[[ DOCUMENT SEGMENT, beginning ]]

Since the Army was unable to provide the troops necessary for joint operations against Vicksburg, Farragut decided to return down river to turn his attention to the blockade in the western gulf. Sciota again ran the gauntlet past the Southern batteries.

The gunboat continued operations on the Mississippi below Vicksburg for much of the remainder of the year. She engaged Southern batteries at Donaldsonville, Louisiana, on 4 October. During this action at least one officer, LT Charles Swasey, was killed. He was the gunboat's executive officer.

=== Gulf of Mexico operations ===

On 3 January 1863, Farragut ordered gunboats, Sciota, Cayuga, and Hatteras to Galveston, Texas which had just been captured by the South in a surprise attack shortly after midnight on New Year's Day. On the 10th, Commodore Bell, in Brooklyn led an attack by Sciota, Owasco, and Katahdin on the Confederate batteries at Galveston. They learned that the Southern guns were capable of firing past the Union squadron-more than two and one-half miles.

After the engagement, Sciota continued to operate in the Gulf of Mexico, bolstering the still leaky blockade in the area. On 14 July 1863, she collided with the Union steamer, Antona, in the Mississippi River about eight miles above Quarantine and sank. However, she was raised late in August and taken to New Orleans to be refitted.

=== Returned to operations after having been sunk ===

The ship returned to blockade duty off the Texas coast early in December. On the last day of 1863, she and Granite City made a reconnaissance from Pass Cavallo, and landed soldiers on the gulf shore of Matagorda Peninsula in action continuing through 1 January 1864.

While Granite City covered the troops ashore from attacks by Confederate cavalry, Sciota reconnoitered the mouth of the Brazos River. Returning to the landing area, Sciota anchored close to the beach and shelled Confederate positions. Granite City steamed down to Pass Cavallo to call up Monogahela, Penobscot, and Estrella to assist. Confederate gunboat, John F. Carr, closed and fired on the Union troops,

making some very good hits ...

[[ DOCUMENT SEGMENT, end ]]

Carry on the account of the gunboat Sciota's Civil War service from the point where it ends.

[[ DATA SUPPLIED, beginning ]]

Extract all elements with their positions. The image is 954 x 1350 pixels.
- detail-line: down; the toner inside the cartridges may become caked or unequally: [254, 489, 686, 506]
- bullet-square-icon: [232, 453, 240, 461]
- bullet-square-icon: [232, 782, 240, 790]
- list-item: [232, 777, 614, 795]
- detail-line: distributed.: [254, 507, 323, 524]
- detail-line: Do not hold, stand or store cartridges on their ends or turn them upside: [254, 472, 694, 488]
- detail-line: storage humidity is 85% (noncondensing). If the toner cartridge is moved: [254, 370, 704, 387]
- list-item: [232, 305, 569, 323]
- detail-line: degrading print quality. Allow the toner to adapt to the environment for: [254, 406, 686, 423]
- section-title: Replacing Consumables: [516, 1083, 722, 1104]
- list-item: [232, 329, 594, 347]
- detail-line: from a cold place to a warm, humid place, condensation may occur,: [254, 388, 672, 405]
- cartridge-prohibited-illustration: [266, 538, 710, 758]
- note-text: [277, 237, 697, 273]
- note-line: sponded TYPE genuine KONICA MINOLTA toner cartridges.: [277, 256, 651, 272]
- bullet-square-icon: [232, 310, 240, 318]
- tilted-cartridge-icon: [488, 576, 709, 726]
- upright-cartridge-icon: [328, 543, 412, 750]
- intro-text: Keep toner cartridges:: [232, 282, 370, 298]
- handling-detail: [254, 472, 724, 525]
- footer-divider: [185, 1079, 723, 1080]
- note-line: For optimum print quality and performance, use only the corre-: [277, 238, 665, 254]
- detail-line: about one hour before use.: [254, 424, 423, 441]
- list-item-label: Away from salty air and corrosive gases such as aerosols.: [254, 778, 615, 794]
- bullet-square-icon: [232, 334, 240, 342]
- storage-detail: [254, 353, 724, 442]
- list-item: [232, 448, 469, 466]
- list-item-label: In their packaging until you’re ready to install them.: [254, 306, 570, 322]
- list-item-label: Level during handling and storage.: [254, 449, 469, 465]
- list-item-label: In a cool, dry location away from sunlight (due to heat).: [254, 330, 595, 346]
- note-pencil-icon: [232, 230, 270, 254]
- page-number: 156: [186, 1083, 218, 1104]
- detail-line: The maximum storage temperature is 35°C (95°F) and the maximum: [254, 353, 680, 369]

[[ DATA SUPPLIED, end ]]

EXERCISE OUTPUT —
but was driven ashore by a severe gale and destroyed by fire. The Union troops were withdrawn on board ship. Reporting on the operation, Lt. Col. Frank S. Hasseltine wrote:

Captain Perkins, of the Sciota, excited my admiration by the daring manner in which he exposed his ship through the night in the surf till it broke all about him, that he might, close to us, lend the moral force of his ... guns ... and by his gallantry in bringing us off during the gale.

On 21 January 1864, Sciota and Granite City joined several hundred troops in a reconnaissance of the Texas coast. They covered the troops at Smith's Landing, Texas, and the subsequent foray down the Matagorda Peninsula.

On 4 April, Sciota captured the schooner Mary Sorly attempting to run the blockade at Galveston with a cargo of cotton. She had previously been United States Revenue Cutter, Dodge, seized by the Confederates at Galveston at the war's outbreak.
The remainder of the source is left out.